> Exercise brief
Every line of the material below should be repeated exactly.

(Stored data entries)
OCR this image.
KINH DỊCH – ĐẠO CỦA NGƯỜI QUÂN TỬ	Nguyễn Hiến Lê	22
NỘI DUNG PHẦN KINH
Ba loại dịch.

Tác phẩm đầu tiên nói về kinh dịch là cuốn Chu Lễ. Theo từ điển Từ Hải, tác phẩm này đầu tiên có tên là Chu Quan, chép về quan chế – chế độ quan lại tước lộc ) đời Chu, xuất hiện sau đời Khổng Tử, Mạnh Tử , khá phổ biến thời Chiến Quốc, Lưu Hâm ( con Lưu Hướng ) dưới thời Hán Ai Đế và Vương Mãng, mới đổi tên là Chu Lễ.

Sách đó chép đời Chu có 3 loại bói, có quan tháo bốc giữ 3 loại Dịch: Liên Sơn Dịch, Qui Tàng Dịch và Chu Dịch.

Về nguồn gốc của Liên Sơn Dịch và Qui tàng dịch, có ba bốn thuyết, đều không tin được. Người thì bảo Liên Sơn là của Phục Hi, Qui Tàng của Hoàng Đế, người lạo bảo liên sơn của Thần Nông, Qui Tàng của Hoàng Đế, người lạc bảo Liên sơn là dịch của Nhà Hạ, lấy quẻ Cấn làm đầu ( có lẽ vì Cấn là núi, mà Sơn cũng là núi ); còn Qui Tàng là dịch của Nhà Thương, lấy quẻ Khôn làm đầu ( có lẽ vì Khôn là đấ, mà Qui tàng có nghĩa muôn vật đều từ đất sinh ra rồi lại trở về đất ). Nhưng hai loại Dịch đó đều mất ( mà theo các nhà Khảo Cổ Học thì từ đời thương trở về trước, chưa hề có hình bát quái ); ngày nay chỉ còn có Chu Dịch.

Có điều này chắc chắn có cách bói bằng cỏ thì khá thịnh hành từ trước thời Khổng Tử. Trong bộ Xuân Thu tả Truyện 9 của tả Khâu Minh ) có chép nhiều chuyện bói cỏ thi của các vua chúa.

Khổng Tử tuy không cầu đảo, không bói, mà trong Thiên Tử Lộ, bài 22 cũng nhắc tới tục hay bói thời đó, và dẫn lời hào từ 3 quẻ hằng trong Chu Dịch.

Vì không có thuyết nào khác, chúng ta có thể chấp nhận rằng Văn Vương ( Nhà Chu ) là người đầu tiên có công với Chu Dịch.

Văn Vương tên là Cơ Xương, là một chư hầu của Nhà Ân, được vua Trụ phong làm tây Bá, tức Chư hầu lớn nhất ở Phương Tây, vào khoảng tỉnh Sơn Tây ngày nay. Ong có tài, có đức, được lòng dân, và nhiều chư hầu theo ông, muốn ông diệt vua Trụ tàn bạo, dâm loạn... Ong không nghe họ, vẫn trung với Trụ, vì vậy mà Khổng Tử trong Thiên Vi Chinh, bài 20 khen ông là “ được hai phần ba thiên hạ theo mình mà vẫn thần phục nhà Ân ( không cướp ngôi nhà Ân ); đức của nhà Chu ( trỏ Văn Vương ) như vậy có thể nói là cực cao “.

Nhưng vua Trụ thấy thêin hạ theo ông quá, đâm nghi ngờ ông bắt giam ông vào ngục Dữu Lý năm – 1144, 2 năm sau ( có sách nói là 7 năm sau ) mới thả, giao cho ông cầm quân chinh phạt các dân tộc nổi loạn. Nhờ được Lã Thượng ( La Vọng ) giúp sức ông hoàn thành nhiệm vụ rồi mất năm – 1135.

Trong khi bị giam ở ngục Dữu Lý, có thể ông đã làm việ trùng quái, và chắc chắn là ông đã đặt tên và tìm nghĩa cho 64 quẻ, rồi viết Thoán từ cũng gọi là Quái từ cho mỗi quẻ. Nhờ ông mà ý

> Solution for this exercise
OCR this image.
KINH DỊCH – ĐẠO CỦA NGƯỜI QUÂN TỬ	Nguyễn Hiến Lê	22
NỘI DUNG PHẦN KINH
Ba loại dịch.

Tác phẩm đầu tiên nói về kinh dịch là cuốn Chu Lễ. Theo từ điển Từ Hải, tác phẩm này đầu tiên có tên là Chu Quan, chép về quan chế – chế độ quan lại tước lộc ) đời Chu, xuất hiện sau đời Khổng Tử, Mạnh Tử , khá phổ biến thời Chiến Quốc, Lưu Hâm ( con Lưu Hướng ) dưới thời Hán Ai Đế và Vương Mãng, mới đổi tên là Chu Lễ.

Sách đó chép đời Chu có 3 loại bói, có quan tháo bốc giữ 3 loại Dịch: Liên Sơn Dịch, Qui Tàng Dịch và Chu Dịch.

Về nguồn gốc của Liên Sơn Dịch và Qui tàng dịch, có ba bốn thuyết, đều không tin được. Người thì bảo Liên Sơn là của Phục Hi, Qui Tàng của Hoàng Đế, người lạo bảo liên sơn của Thần Nông, Qui Tàng của Hoàng Đế, người lạc bảo Liên sơn là dịch của Nhà Hạ, lấy quẻ Cấn làm đầu ( có lẽ vì Cấn là núi, mà Sơn cũng là núi ); còn Qui Tàng là dịch của Nhà Thương, lấy quẻ Khôn làm đầu ( có lẽ vì Khôn là đấ, mà Qui tàng có nghĩa muôn vật đều từ đất sinh ra rồi lại trở về đất ). Nhưng hai loại Dịch đó đều mất ( mà theo các nhà Khảo Cổ Học thì từ đời thương trở về trước, chưa hề có hình bát quái ); ngày nay chỉ còn có Chu Dịch.

Có điều này chắc chắn có cách bói bằng cỏ thì khá thịnh hành từ trước thời Khổng Tử. Trong bộ Xuân Thu tả Truyện 9 của tả Khâu Minh ) có chép nhiều chuyện bói cỏ thi của các vua chúa.

Khổng Tử tuy không cầu đảo, không bói, mà trong Thiên Tử Lộ, bài 22 cũng nhắc tới tục hay bói thời đó, và dẫn lời hào từ 3 quẻ hằng trong Chu Dịch.

Vì không có thuyết nào khác, chúng ta có thể chấp nhận rằng Văn Vương ( Nhà Chu ) là người đầu tiên có công với Chu Dịch.

Văn Vương tên là Cơ Xương, là một chư hầu của Nhà Ân, được vua Trụ phong làm tây Bá, tức Chư hầu lớn nhất ở Phương Tây, vào khoảng tỉnh Sơn Tây ngày nay. Ong có tài, có đức, được lòng dân, và nhiều chư hầu theo ông, muốn ông diệt vua Trụ tàn bạo, dâm loạn... Ong không nghe họ, vẫn trung với Trụ, vì vậy mà Khổng Tử trong Thiên Vi Chinh, bài 20 khen ông là “ được hai phần ba thiên hạ theo mình mà vẫn thần phục nhà Ân ( không cướp ngôi nhà Ân ); đức của nhà Chu ( trỏ Văn Vương ) như vậy có thể nói là cực cao “.

Nhưng vua Trụ thấy thêin hạ theo ông quá, đâm nghi ngờ ông bắt giam ông vào ngục Dữu Lý năm – 1144, 2 năm sau ( có sách nói là 7 năm sau ) mới thả, giao cho ông cầm quân chinh phạt các dân tộc nổi loạn. Nhờ được Lã Thượng ( La Vọng ) giúp sức ông hoàn thành nhiệm vụ rồi mất năm – 1135.

Trong khi bị giam ở ngục Dữu Lý, có thể ông đã làm việ trùng quái, và chắc chắn là ông đã đặt tên và tìm nghĩa cho 64 quẻ, rồi viết Thoán từ cũng gọi là Quái từ cho mỗi quẻ. Nhờ ông mà ý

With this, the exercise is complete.